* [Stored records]

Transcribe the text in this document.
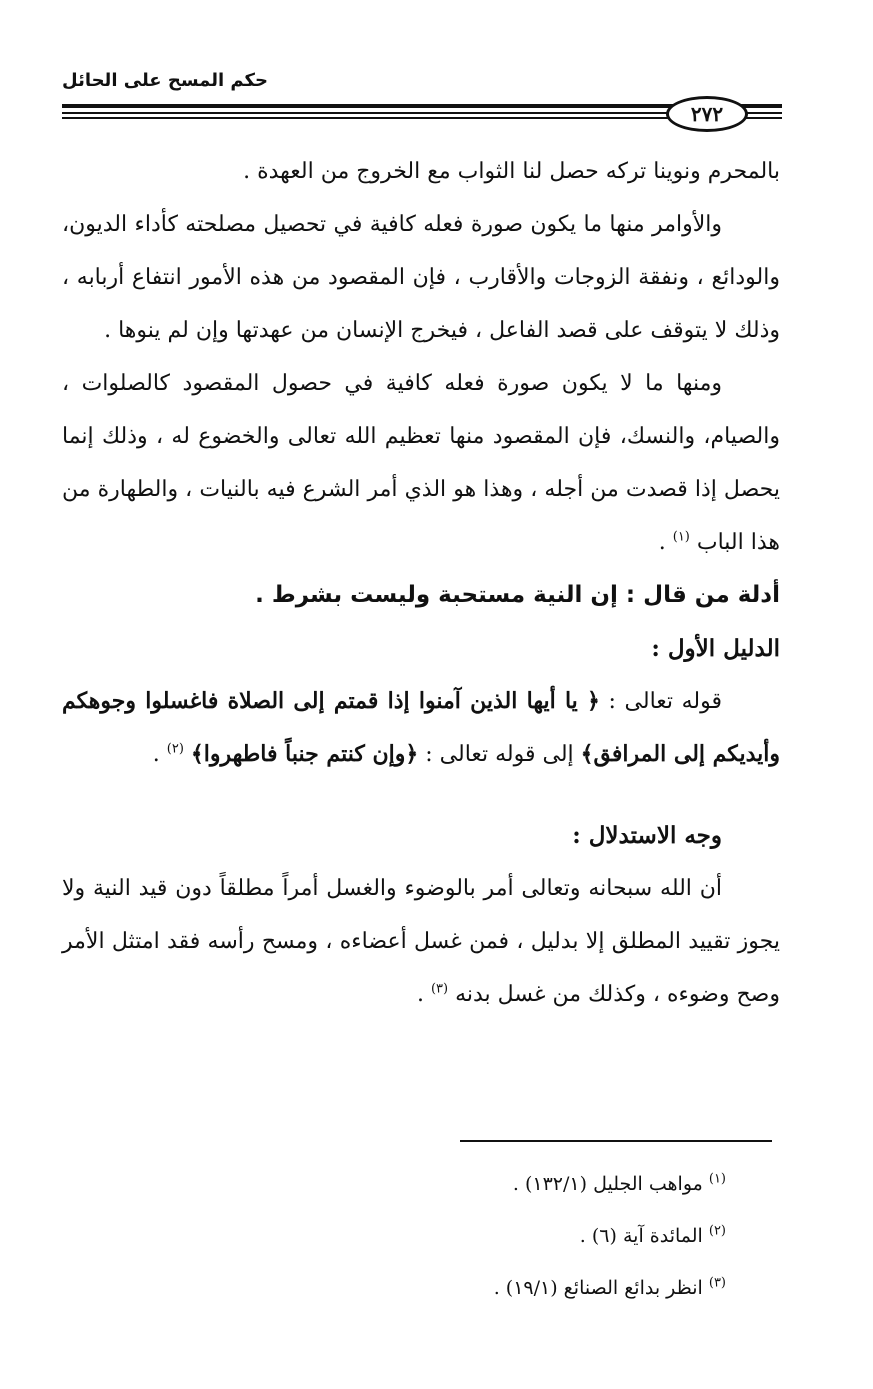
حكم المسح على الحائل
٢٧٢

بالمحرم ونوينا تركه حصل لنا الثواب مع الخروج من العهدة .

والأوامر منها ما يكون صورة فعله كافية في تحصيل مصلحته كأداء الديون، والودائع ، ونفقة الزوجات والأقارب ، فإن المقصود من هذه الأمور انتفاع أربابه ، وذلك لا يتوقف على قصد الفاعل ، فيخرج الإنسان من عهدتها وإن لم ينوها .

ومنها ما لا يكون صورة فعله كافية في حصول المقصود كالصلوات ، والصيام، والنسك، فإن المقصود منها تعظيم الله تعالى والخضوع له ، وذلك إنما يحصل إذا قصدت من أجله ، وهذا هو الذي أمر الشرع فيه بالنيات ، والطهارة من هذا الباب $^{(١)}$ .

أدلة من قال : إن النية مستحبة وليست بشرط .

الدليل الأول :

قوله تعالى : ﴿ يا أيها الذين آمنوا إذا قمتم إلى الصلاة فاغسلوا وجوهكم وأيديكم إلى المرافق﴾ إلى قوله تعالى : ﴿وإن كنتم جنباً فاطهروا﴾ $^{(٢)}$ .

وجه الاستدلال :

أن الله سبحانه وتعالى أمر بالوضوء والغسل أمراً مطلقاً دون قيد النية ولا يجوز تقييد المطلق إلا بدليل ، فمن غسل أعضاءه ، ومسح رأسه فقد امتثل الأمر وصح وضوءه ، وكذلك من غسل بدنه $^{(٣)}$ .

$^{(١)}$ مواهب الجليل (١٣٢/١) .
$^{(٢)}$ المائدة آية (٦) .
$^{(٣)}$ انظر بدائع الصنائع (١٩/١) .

==

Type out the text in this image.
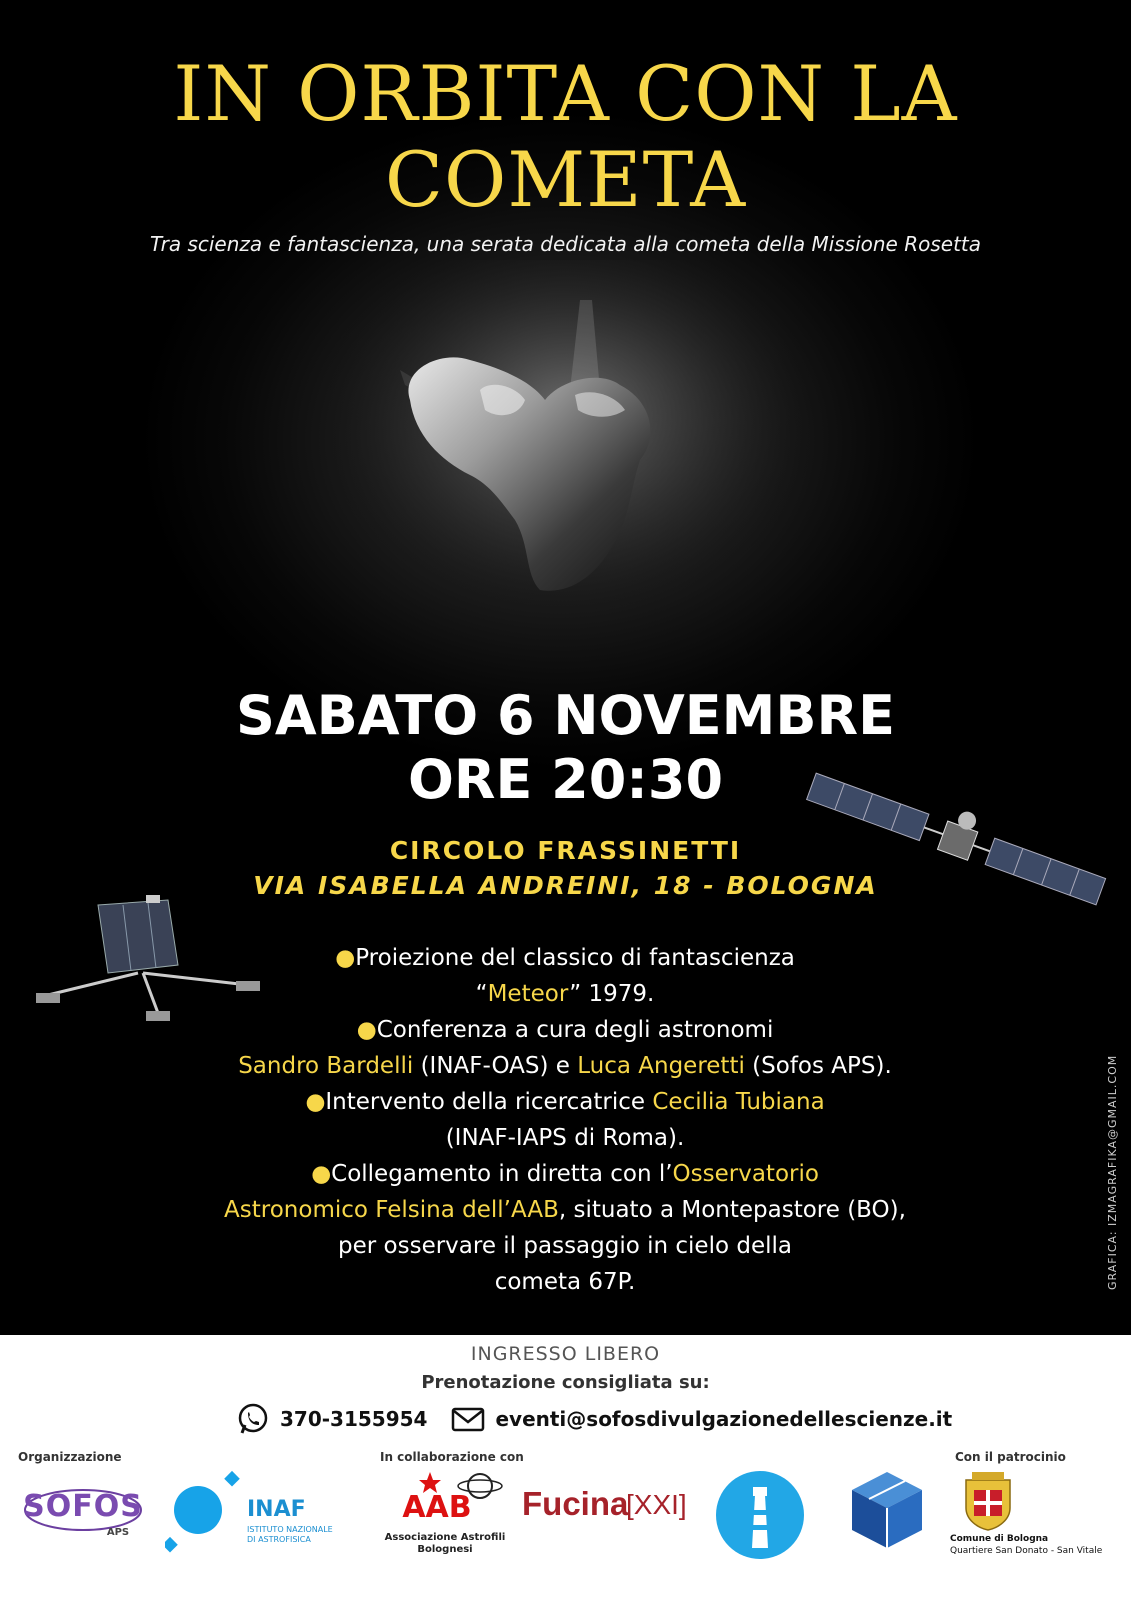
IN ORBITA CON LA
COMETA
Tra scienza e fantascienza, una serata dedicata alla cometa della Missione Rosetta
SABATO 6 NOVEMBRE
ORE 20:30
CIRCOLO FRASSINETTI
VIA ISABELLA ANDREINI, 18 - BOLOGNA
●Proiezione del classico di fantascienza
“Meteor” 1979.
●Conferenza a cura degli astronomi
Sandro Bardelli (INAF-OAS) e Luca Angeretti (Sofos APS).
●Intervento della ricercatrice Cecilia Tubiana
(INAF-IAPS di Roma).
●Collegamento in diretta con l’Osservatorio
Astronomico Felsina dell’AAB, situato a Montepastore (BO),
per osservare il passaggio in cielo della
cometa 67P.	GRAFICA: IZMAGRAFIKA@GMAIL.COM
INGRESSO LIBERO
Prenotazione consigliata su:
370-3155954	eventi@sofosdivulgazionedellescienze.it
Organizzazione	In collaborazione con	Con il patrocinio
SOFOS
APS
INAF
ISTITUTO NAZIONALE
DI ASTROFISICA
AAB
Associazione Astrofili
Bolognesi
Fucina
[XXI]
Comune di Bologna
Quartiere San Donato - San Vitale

* [Set task] Search the entries for the word "della" and pick out every line that holds it.

* [Written answer]
Tra scienza e fantascienza, una serata dedicata alla cometa della Missione Rosetta
●Intervento della ricercatrice Cecilia Tubiana
per osservare il passaggio in cielo della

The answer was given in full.